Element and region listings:
◇ ◇ ◇ ◇ ◇

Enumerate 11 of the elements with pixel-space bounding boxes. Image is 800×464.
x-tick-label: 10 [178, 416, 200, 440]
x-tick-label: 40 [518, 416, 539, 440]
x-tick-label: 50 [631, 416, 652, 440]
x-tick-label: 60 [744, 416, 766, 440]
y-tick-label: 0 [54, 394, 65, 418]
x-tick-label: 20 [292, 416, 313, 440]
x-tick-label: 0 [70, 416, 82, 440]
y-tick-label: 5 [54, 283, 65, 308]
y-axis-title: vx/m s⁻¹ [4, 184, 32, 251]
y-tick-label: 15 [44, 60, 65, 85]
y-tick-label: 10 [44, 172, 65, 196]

◇ ◇ ◇ ◇ ◇

_What is required:_ Reproduce every item above line for line, with no changes.

_Final result:_
Enumerate 11 of the elements with pixel-space bounding boxes. Image is 800×464.
x-tick-label: 10 [178, 416, 200, 440]
x-tick-label: 40 [518, 416, 539, 440]
x-tick-label: 50 [631, 416, 652, 440]
x-tick-label: 60 [744, 416, 766, 440]
y-tick-label: 0 [54, 394, 65, 418]
x-tick-label: 20 [292, 416, 313, 440]
x-tick-label: 0 [70, 416, 82, 440]
y-tick-label: 5 [54, 283, 65, 308]
y-axis-title: vx/m s⁻¹ [4, 184, 32, 251]
y-tick-label: 15 [44, 60, 65, 85]
y-tick-label: 10 [44, 172, 65, 196]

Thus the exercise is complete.